:: READING TEXT ::
____

A confrontation between Muslim tourists and guards employed by the Roman Catholic bishop at the world-famous Cordoba mosque saw two people arrested and two guards injured last night.The former mosque was itself built on top of a previous church, although it looks as if the church was purchased, not taken by force.Trouble broke out when the visitors knelt to pray in the building, a former mosque turned into a Christian cathedral in the 13th century, where a local bishop, Demetrio Fernández, recently insisted that a ban on Muslim prayers must remain.
Half a dozen members of a group of more than 100 Muslims from Austria had started praying among the marble columns and coloured arches of the vast building when security guards ordered them to stop.
"They provoked in a pre-planned fashion what was a deplorable episode of violence," the bishop's office said in a statement.
Cathedral authorities said the guards had invited the visitors to continue viewing the inside of a 24,000 sq metre building that was once the world's second biggest mosque, but without praying.
"They replied by attacking the security guards, two of whom suffered serious injuries," the bishop's office said.

____

:: EXERCISE TASKS ::
• A. In the news report on the Cordoba mosque confrontation, how large was the group of Muslims from Austria?
• B. Translate this sentence from the news report on the Cordoba mosque confrontation into Spanish: "Cathedral authorities said the guards had invited the visitors to continue viewing the inside of a 24,000 sq metre building that was once the world's second biggest mosque, but without praying."
• C. Continue the news report on the Cordoba mosque confrontation from its final sentence.

____

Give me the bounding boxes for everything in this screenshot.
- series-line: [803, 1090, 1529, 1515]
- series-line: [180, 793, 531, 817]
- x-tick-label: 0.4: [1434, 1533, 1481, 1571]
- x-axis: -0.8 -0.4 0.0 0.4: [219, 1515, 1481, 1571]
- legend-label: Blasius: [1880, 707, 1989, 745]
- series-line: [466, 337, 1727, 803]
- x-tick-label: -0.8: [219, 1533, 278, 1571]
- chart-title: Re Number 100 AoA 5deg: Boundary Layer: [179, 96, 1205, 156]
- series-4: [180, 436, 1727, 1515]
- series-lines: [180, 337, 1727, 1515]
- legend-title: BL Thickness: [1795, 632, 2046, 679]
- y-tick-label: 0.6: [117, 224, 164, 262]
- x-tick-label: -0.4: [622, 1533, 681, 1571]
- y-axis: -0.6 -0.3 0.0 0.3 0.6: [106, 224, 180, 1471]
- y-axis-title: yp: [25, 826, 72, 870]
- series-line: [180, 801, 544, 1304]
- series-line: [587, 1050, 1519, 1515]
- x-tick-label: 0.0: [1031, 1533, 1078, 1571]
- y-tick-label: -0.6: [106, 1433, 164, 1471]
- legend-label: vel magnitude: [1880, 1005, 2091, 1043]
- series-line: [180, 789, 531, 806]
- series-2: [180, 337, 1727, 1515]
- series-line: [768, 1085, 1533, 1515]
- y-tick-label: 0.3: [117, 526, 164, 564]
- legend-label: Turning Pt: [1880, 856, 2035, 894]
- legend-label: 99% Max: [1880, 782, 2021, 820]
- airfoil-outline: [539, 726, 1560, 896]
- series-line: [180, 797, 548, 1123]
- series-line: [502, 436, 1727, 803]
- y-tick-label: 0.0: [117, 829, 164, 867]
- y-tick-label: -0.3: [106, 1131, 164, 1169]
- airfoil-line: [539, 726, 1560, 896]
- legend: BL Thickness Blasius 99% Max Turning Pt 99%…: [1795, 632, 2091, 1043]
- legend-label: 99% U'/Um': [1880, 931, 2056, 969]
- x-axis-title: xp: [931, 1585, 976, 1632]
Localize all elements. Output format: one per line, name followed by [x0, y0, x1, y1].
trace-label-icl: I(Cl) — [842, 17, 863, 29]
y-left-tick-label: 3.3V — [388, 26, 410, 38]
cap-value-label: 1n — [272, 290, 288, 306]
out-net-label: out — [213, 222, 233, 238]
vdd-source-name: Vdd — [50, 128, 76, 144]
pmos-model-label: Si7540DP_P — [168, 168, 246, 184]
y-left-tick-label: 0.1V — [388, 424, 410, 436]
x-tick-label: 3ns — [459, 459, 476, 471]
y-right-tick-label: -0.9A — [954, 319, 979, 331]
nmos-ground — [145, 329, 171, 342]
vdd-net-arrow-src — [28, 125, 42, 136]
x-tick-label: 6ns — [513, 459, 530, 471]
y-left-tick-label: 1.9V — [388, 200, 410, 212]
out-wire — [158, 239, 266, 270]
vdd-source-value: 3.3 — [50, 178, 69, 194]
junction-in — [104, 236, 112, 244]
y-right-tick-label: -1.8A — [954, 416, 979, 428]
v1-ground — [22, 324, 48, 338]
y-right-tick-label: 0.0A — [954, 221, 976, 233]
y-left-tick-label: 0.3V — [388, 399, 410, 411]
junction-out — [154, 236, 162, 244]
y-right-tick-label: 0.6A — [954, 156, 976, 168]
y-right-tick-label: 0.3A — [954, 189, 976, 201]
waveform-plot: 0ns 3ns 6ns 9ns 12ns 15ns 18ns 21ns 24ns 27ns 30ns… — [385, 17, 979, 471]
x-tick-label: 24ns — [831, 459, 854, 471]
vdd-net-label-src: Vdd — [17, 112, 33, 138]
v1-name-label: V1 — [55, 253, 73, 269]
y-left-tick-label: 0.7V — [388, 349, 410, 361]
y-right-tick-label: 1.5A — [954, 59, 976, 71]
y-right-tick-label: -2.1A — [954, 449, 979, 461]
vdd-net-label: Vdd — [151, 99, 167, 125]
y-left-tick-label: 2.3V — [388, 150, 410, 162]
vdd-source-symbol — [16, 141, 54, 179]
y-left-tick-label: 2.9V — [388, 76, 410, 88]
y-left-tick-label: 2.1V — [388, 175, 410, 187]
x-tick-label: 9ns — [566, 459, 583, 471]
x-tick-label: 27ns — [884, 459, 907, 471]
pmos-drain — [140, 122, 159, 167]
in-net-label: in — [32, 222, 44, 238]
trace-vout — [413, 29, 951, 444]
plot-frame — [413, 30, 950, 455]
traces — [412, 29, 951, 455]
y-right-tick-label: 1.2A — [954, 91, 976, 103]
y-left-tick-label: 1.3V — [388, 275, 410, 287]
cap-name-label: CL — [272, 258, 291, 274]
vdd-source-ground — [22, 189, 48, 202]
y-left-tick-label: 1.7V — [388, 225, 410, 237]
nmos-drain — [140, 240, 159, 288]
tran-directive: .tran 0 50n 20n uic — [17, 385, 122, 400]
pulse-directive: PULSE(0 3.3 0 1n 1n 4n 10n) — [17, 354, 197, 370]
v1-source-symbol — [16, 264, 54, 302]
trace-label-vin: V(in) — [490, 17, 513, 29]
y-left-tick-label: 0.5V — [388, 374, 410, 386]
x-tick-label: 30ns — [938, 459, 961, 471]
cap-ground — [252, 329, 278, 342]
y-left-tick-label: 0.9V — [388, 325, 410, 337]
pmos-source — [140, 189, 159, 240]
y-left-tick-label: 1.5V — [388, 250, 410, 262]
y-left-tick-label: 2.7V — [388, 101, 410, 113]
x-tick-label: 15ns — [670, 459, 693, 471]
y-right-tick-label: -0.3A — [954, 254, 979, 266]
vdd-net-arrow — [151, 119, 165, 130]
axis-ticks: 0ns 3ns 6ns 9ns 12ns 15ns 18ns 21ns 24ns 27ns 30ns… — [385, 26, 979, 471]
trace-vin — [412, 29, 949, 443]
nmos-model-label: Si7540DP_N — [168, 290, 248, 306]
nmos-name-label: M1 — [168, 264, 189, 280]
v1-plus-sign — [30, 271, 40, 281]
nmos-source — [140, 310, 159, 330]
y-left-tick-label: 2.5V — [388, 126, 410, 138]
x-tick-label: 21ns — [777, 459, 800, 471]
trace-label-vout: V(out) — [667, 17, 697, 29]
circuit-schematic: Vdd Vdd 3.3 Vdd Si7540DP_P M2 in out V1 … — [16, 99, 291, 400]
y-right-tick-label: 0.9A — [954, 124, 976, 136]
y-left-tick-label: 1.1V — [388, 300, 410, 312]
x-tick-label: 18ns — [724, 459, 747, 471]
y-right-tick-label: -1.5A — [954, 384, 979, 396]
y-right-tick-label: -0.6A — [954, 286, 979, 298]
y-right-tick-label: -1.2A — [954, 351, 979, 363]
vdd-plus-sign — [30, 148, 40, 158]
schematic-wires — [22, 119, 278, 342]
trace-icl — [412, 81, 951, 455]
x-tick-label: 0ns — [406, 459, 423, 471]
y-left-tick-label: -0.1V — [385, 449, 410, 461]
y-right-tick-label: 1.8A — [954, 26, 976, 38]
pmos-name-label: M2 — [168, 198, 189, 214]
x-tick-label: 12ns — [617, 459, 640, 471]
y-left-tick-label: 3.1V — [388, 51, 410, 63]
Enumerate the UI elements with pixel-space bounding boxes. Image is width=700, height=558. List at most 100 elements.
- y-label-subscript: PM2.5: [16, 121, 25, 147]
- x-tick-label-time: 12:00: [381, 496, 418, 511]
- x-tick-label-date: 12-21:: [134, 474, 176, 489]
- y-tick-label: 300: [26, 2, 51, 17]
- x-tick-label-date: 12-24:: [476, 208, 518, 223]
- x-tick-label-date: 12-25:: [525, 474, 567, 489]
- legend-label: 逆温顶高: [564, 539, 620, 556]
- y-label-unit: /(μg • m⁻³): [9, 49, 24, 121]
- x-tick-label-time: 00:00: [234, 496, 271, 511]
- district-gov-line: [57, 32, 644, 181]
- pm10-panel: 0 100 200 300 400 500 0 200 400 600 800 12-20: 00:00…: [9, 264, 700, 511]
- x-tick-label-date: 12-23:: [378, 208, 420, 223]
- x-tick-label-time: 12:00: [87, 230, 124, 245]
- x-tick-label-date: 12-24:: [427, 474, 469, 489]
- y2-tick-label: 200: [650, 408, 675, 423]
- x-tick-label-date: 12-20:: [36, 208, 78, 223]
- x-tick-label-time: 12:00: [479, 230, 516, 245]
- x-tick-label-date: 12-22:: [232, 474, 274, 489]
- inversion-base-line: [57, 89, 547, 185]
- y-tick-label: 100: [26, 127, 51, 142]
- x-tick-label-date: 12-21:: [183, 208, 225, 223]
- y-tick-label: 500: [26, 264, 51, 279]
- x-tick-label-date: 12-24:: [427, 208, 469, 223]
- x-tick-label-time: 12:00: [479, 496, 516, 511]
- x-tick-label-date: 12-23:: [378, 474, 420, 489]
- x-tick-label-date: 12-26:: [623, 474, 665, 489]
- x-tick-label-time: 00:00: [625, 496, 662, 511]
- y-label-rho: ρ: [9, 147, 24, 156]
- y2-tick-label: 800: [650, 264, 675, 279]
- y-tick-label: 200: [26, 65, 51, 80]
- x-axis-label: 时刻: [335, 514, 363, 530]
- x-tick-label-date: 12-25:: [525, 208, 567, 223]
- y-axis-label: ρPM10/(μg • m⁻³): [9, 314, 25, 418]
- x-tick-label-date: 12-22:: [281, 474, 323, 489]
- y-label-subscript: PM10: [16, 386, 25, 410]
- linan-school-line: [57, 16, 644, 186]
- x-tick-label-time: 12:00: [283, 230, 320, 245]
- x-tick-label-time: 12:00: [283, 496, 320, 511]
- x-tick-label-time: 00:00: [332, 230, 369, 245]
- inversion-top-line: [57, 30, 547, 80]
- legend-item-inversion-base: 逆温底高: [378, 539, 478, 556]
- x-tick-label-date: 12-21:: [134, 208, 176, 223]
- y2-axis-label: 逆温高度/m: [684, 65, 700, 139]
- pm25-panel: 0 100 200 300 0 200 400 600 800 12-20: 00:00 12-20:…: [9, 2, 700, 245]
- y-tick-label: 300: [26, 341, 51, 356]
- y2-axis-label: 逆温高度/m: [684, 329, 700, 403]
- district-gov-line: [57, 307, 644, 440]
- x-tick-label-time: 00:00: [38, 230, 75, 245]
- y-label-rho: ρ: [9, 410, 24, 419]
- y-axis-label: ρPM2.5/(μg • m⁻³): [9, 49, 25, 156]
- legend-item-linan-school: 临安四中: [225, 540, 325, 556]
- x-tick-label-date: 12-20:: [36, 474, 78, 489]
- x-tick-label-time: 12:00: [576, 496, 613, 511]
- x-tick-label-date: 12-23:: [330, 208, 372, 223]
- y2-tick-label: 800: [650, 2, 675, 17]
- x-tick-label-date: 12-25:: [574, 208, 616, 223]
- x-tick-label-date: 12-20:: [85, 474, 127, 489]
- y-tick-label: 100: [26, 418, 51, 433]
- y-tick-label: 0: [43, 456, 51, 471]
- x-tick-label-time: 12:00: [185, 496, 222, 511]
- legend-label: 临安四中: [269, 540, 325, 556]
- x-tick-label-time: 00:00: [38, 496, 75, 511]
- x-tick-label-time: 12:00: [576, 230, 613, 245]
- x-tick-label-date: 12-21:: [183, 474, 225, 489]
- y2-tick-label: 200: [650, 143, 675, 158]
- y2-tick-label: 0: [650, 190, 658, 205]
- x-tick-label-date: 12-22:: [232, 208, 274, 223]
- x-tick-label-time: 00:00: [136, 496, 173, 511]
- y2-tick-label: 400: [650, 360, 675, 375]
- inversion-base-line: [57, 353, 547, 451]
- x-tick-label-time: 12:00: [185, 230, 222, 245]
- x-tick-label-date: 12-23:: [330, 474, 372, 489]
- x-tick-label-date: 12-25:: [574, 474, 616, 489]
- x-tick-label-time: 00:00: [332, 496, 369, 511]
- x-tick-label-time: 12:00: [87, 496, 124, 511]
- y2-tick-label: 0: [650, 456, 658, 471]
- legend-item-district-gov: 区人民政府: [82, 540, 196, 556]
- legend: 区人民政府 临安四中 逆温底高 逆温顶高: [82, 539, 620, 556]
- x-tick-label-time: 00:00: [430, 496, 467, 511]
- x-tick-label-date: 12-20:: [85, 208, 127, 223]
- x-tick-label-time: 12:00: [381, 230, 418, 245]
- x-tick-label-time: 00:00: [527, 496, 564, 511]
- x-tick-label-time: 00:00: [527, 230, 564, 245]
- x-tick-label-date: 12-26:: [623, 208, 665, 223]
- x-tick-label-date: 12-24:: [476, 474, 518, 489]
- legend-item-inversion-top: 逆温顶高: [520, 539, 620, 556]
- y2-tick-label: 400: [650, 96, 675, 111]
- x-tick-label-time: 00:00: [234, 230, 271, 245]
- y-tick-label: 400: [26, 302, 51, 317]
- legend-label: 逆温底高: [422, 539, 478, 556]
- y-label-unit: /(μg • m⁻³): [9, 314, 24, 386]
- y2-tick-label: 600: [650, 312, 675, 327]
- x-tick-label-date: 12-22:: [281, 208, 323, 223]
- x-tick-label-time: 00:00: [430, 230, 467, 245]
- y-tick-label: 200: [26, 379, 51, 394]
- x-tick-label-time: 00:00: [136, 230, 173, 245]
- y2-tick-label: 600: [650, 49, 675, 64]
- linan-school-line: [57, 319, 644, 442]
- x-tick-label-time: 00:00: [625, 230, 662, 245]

____

:: RESPONSES IN ORDER ::
• A. More than 100 people.

• B. Las autoridades de la catedral dijeron que los guardias habían invitado a los visitantes a seguir viendo el interior de un edificio de 24.000 metros cuadrados que en su día fue la segunda mezquita más grande del mundo, pero sin rezar.

• C.
Local newspapers reported that a dozen police officers had been called into the building and that these, too, had been attacked when they tried to arrest the two visitors.
The local Diario de Cordoba newspaper quoted anonymous police sources as saying that a knife had been taken off one of those arrested.
Look at the arguments that the Muslim community advances to justify their right to pray there:
So would these same Muslims support the right of Jews to pray on the Temple Mount, which is large enough to accommodate a synagogue?A group of local Muslim converts have long campaigned for the right to pray at the mosque building. "The building is very big and the main cathedral occupies only a part of it," said Mansur Escudero of the Junta Islamica group.
"They publicise the building as a mosque because that brings in tourists, but they do not allow the Muslims who pay money to go inside to pray," he said.
Escudero said a space for Muslim prayers would not inconvenience visitors or disturb the cathedral and would promote dialogue and understanding between the two religions. He said there were frequent incidents of Muslims being prevented from praying.